The exercise:
Every line that contains the word "взвешивают" should be copied out.

□ □ □ □ □ □ □

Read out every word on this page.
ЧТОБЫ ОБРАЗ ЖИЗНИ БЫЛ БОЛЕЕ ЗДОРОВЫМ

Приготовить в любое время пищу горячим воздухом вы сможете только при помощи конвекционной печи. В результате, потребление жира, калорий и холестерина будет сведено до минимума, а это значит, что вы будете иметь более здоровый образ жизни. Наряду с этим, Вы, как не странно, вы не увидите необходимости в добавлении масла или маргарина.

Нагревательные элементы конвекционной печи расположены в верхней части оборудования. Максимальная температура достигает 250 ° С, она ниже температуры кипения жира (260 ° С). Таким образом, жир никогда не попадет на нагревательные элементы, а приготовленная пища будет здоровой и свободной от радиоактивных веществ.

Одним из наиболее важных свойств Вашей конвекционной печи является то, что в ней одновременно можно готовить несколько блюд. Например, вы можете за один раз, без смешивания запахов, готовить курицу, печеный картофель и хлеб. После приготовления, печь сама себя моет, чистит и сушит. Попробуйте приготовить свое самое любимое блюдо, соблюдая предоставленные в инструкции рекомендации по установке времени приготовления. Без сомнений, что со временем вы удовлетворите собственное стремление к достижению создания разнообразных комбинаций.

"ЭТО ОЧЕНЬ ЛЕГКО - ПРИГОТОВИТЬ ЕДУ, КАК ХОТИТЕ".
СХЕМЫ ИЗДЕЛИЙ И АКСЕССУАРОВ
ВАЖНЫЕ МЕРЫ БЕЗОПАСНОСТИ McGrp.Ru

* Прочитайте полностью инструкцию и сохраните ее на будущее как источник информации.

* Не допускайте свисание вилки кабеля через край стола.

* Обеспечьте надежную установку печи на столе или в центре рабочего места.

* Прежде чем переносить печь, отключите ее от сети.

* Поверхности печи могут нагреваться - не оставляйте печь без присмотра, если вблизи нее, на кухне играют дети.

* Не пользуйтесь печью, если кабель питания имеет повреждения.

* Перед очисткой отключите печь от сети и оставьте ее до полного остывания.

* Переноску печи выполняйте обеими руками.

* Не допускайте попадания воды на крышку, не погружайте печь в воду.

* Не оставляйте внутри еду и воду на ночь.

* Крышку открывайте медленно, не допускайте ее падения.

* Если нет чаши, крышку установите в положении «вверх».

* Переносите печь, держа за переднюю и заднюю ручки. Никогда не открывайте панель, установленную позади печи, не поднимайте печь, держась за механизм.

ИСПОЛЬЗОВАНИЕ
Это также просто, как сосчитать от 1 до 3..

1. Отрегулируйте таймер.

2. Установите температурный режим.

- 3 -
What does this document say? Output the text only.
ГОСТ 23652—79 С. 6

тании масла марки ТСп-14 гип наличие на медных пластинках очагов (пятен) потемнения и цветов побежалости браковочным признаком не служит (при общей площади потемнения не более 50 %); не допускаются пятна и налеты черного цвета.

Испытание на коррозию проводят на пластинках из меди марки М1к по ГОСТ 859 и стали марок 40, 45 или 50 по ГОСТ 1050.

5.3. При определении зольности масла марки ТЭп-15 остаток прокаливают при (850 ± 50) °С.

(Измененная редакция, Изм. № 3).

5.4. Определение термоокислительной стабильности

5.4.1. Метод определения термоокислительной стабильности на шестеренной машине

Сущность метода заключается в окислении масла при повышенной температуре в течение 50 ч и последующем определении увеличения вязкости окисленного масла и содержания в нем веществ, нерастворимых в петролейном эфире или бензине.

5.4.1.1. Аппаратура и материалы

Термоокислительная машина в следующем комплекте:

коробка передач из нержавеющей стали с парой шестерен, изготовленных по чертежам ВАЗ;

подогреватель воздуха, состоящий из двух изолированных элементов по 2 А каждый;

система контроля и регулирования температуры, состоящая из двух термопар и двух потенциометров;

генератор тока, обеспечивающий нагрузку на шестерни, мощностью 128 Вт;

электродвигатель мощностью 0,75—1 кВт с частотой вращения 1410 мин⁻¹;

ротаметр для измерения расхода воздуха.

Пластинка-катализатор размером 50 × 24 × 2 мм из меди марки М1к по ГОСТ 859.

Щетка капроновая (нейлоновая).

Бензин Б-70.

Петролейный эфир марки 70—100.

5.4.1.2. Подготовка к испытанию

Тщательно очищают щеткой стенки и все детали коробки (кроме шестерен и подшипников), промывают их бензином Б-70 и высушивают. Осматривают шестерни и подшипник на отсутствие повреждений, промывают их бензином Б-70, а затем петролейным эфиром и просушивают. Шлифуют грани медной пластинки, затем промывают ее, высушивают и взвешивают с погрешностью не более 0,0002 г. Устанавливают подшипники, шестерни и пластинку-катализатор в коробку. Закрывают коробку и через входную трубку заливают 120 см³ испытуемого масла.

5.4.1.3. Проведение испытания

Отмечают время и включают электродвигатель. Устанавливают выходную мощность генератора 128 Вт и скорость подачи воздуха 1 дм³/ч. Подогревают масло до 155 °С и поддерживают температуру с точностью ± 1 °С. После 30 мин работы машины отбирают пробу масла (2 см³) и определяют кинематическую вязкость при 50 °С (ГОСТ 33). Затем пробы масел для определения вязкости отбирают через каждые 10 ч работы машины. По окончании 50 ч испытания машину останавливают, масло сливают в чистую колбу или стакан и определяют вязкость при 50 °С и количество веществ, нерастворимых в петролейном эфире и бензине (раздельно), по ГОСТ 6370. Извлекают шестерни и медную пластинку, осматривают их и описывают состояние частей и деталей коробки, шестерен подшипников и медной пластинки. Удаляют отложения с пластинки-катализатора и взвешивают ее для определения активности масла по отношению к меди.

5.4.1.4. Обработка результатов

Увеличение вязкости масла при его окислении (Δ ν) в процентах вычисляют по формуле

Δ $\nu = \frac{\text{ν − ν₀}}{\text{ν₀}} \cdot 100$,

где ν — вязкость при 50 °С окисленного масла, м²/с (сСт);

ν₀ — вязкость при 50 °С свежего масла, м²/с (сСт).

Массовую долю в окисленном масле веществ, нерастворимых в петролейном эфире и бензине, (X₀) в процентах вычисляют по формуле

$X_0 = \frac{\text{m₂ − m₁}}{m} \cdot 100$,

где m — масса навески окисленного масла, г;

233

□ □ □ □ □ □ □

Answer for this exercise:
Тщательно очищают щеткой стенки и все детали коробки (кроме шестерен и подшипников), промывают их бензином Б-70 и высушивают. Осматривают шестерни и подшипник на отсутствие повреждений, промывают их бензином Б-70, а затем петролейным эфиром и просушивают. Шлифуют грани медной пластинки, затем промывают ее, высушивают и взвешивают с погрешностью не более 0,0002 г. Устанавливают подшипники, шестерни и пластинку-катализатор в коробку. Закрывают коробку и через входную трубку заливают 120 см³ испытуемого масла.
Отмечают время и включают электродвигатель. Устанавливают выходную мощность генератора 128 Вт и скорость подачи воздуха 1 дм³/ч. Подогревают масло до 155 °С и поддерживают температуру с точностью ± 1 °С. После 30 мин работы машины отбирают пробу масла (2 см³) и определяют кинематическую вязкость при 50 °С (ГОСТ 33). Затем пробы масел для определения вязкости отбирают через каждые 10 ч работы машины. По окончании 50 ч испытания машину останавливают, масло сливают в чистую колбу или стакан и определяют вязкость при 50 °С и количество веществ, нерастворимых в петролейном эфире и бензине (раздельно), по ГОСТ 6370. Извлекают шестерни и медную пластинку, осматривают их и описывают состояние частей и деталей коробки, шестерен подшипников и медной пластинки. Удаляют отложения с пластинки-катализатора и взвешивают ее для определения активности масла по отношению к меди.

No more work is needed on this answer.